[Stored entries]

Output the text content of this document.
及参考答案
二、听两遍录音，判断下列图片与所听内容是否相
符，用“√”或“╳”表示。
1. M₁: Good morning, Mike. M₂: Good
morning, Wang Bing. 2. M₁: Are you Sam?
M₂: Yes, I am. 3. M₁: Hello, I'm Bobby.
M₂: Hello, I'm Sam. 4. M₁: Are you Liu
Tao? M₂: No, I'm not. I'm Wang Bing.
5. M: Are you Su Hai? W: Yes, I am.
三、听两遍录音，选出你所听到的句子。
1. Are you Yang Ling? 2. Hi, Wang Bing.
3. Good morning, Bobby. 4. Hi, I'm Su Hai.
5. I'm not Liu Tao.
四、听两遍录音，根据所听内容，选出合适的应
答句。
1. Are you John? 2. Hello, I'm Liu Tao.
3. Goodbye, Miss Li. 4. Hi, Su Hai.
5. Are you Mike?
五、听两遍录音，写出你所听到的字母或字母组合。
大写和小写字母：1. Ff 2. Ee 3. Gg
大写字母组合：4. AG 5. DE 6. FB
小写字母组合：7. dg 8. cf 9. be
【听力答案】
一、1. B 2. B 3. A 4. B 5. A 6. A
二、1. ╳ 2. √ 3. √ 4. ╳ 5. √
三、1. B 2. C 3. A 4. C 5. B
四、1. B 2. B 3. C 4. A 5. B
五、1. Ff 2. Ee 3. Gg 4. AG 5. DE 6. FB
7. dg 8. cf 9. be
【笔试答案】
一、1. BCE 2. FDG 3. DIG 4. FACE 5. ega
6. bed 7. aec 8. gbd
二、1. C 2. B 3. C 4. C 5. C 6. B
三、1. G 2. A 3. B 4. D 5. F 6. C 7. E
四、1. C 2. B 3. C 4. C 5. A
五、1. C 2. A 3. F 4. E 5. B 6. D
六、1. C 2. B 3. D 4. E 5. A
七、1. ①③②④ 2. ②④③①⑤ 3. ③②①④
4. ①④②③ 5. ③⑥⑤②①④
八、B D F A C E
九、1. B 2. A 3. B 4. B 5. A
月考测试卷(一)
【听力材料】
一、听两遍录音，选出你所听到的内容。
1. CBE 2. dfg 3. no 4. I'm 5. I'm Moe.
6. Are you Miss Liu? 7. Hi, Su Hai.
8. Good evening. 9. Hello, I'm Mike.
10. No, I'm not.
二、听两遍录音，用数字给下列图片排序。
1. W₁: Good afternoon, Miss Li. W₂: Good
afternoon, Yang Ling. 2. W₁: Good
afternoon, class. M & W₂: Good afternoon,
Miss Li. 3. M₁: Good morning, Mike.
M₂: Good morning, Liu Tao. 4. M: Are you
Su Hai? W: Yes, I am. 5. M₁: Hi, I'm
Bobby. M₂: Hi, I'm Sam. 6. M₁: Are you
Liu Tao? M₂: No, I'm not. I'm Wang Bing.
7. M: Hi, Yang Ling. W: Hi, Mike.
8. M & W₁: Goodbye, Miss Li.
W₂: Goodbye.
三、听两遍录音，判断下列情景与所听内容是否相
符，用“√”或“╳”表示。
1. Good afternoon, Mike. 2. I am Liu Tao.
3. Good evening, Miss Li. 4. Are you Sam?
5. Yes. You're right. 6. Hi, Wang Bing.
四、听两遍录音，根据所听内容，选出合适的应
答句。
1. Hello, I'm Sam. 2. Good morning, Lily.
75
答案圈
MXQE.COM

# What is expected
Every entry must be output again, exactly as written above.

# Exercise answer
Output the text content of this document.
及参考答案
二、听两遍录音，判断下列图片与所听内容是否相
符，用“√”或“╳”表示。
1. M₁: Good morning, Mike. M₂: Good
morning, Wang Bing. 2. M₁: Are you Sam?
M₂: Yes, I am. 3. M₁: Hello, I'm Bobby.
M₂: Hello, I'm Sam. 4. M₁: Are you Liu
Tao? M₂: No, I'm not. I'm Wang Bing.
5. M: Are you Su Hai? W: Yes, I am.
三、听两遍录音，选出你所听到的句子。
1. Are you Yang Ling? 2. Hi, Wang Bing.
3. Good morning, Bobby. 4. Hi, I'm Su Hai.
5. I'm not Liu Tao.
四、听两遍录音，根据所听内容，选出合适的应
答句。
1. Are you John? 2. Hello, I'm Liu Tao.
3. Goodbye, Miss Li. 4. Hi, Su Hai.
5. Are you Mike?
五、听两遍录音，写出你所听到的字母或字母组合。
大写和小写字母：1. Ff 2. Ee 3. Gg
大写字母组合：4. AG 5. DE 6. FB
小写字母组合：7. dg 8. cf 9. be
【听力答案】
一、1. B 2. B 3. A 4. B 5. A 6. A
二、1. ╳ 2. √ 3. √ 4. ╳ 5. √
三、1. B 2. C 3. A 4. C 5. B
四、1. B 2. B 3. C 4. A 5. B
五、1. Ff 2. Ee 3. Gg 4. AG 5. DE 6. FB
7. dg 8. cf 9. be
【笔试答案】
一、1. BCE 2. FDG 3. DIG 4. FACE 5. ega
6. bed 7. aec 8. gbd
二、1. C 2. B 3. C 4. C 5. C 6. B
三、1. G 2. A 3. B 4. D 5. F 6. C 7. E
四、1. C 2. B 3. C 4. C 5. A
五、1. C 2. A 3. F 4. E 5. B 6. D
六、1. C 2. B 3. D 4. E 5. A
七、1. ①③②④ 2. ②④③①⑤ 3. ③②①④
4. ①④②③ 5. ③⑥⑤②①④
八、B D F A C E
九、1. B 2. A 3. B 4. B 5. A
月考测试卷(一)
【听力材料】
一、听两遍录音，选出你所听到的内容。
1. CBE 2. dfg 3. no 4. I'm 5. I'm Moe.
6. Are you Miss Liu? 7. Hi, Su Hai.
8. Good evening. 9. Hello, I'm Mike.
10. No, I'm not.
二、听两遍录音，用数字给下列图片排序。
1. W₁: Good afternoon, Miss Li. W₂: Good
afternoon, Yang Ling. 2. W₁: Good
afternoon, class. M & W₂: Good afternoon,
Miss Li. 3. M₁: Good morning, Mike.
M₂: Good morning, Liu Tao. 4. M: Are you
Su Hai? W: Yes, I am. 5. M₁: Hi, I'm
Bobby. M₂: Hi, I'm Sam. 6. M₁: Are you
Liu Tao? M₂: No, I'm not. I'm Wang Bing.
7. M: Hi, Yang Ling. W: Hi, Mike.
8. M & W₁: Goodbye, Miss Li.
W₂: Goodbye.
三、听两遍录音，判断下列情景与所听内容是否相
符，用“√”或“╳”表示。
1. Good afternoon, Mike. 2. I am Liu Tao.
3. Good evening, Miss Li. 4. Are you Sam?
5. Yes. You're right. 6. Hi, Wang Bing.
四、听两遍录音，根据所听内容，选出合适的应
答句。
1. Hello, I'm Sam. 2. Good morning, Lily.
75
答案圈
MXQE.COM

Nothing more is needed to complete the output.